■ **OBJETIVO A**
Dispón como lista numerada, sin las líneas en blanco, el tramo de los registros que va desde su comienzo hasta la línea que contiene "y-tick-label: 25 — [74, 590, 96, 610]", ambos extremos incluidos.

■ **FRAGMENTO FUENTE**
HISTORIA DE LA CÉLEBRE REINA DE ESPAÑA DOÑA JUANA, LLAMADA VULGARMENTE, LA LOCA

ÍNDICE de la obrita

Capítulo I: De cómo fueron los padres de Doña Juana La Loca, y las cosas que pasaban en su palacio.

Capítulo II: De cómo se casó Doña Juana, los hijos que tuvo y otros asuntos del mayor interés.

Capítulo III: Del mal temporal que fue causa para que el viaje de Doña Juana se hiciese más largo, y de la entrevista que tuvo con la querida de Felipe el Hermoso.

Capítulo IV: De las disensiones que había en España, y la muerte de Doña Juana.

Un artículo de la época en que fue publicada esta obrita-folleto, reza de la siguiente manera hacerca de la historia de Doña Juana:

Isabel y el católico Fernando gobernaban la España con el esplendor a que la elevaron los grandes acontecimientos que tuvieron lugar en su reinado; los moros habían sido expulsados hasta el África y el genio de un genovés aventurero añadió al vasto dominio de los ilustres soberanos el imperio de un nuevo mundo. La inmensa herencia de Isabel y de Fernando estaba destinada a su hija única, esposa del Archiduque de Austria que nacido sobre el trono de los Césares regia con su cetro la Flandes. Juana a quien estaba reservada una gran parte de dos mundos, no veía la felicidad sino en el afecto de Felipe; entendida y generosa; sensible hasta la exaltación, amante hasta el entusiasmo, se entregó al archiduque con el abandono de una mujer tierna que todo lo ve en el objeto amado y no vive mas que de amor. Felipe poseía brillantes cualidades que justificaban en apariencia la pasión de su esposa; pero abandonado a los placeres, permanecía insensible a la excesiva ternura que había inspirado. Importunado al parecer con el amor de Juana no veía en ella más que una mujer dedicada a llenar sus deberes cuya extensión exageraba por debilidad acaso; estimaba, respetaba sus virtudes pero no le pagaba con amor.

■ **OBJETIVO B**
Indica si cada afirmación concuerda con el texto sobre Doña Juana, respondiendo sí o no y citando textualmente las palabras que lo deciden: (i) En el reinado de Isabel y Fernando los moros fueron expulsados hasta África. (ii) Felipe correspondía con amor a Juana. (iii) La muerte de Doña Juana se trata en el Capítulo III.

[Listados de elementos y recuadros]

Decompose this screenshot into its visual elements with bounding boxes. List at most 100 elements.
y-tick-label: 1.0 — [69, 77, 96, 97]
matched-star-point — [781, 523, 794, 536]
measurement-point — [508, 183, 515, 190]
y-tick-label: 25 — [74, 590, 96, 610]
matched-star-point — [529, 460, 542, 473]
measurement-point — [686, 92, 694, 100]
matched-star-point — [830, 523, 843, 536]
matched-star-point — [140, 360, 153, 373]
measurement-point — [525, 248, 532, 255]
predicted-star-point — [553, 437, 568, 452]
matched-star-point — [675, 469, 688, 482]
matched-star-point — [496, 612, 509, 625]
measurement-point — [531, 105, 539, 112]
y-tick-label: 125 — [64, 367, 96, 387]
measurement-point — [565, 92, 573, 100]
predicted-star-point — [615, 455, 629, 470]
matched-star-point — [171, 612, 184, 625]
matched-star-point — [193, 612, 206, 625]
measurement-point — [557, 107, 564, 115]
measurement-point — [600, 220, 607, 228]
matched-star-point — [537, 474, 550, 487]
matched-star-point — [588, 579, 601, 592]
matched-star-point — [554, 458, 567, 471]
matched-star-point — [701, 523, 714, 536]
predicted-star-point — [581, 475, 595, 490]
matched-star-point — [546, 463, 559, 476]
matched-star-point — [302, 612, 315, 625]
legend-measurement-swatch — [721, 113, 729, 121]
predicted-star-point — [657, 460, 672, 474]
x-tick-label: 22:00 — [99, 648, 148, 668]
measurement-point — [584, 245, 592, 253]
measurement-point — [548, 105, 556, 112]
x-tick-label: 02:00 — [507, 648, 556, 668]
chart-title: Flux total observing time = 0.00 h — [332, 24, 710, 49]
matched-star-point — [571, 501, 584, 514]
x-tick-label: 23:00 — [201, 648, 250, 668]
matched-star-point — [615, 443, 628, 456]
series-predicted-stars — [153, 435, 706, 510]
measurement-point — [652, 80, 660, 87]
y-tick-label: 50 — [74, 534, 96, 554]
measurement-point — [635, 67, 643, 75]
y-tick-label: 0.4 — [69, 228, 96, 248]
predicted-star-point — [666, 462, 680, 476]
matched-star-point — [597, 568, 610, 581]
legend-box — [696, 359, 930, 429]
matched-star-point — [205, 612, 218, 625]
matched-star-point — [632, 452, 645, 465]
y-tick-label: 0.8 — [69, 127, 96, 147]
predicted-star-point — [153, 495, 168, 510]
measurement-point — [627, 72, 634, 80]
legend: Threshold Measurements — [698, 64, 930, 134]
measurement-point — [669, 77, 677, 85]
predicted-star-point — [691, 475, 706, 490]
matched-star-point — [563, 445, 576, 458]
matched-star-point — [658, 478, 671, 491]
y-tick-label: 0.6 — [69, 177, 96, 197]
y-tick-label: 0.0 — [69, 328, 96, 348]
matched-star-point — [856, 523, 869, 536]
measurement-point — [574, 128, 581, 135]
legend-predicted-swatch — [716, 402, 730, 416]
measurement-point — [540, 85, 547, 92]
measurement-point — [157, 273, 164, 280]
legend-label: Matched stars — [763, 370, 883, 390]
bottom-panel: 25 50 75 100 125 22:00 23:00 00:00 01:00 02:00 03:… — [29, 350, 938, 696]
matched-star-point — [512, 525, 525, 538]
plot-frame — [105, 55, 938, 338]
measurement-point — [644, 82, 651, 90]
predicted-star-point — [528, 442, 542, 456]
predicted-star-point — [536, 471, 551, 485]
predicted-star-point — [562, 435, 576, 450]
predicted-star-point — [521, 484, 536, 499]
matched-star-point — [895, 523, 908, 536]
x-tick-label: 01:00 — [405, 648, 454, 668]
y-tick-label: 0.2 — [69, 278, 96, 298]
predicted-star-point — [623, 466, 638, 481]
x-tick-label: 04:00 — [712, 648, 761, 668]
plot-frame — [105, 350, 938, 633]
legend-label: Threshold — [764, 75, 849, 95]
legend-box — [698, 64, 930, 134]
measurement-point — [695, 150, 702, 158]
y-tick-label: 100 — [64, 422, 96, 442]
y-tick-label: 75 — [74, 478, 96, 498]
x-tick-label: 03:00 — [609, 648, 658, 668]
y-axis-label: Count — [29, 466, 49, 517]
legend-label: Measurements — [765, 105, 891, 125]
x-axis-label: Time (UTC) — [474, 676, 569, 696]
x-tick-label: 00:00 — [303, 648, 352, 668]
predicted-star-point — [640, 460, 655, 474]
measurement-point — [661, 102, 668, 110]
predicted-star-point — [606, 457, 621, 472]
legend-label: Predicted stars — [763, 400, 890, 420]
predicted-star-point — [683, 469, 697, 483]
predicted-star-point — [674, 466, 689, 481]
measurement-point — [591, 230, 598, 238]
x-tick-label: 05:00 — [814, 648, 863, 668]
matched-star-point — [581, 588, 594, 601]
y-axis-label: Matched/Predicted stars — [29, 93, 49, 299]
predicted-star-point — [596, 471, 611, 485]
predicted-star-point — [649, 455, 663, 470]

■ **RESPUESTA A**
1. Decompose this screenshot into its visual elements with bounding boxes. List at most 100 elements.
2. y-tick-label: 1.0 — [69, 77, 96, 97]
3. matched-star-point — [781, 523, 794, 536]
4. measurement-point — [508, 183, 515, 190]
5. y-tick-label: 25 — [74, 590, 96, 610]

■ **RESPUESTA B**
(i) Sí: "los moros habían sido expulsados hasta el África".
(ii) No: "estimaba, respetaba sus virtudes pero no le pagaba con amor".
(iii) No: "Capítulo IV: De las disensiones que había en España, y la muerte de Doña Juana."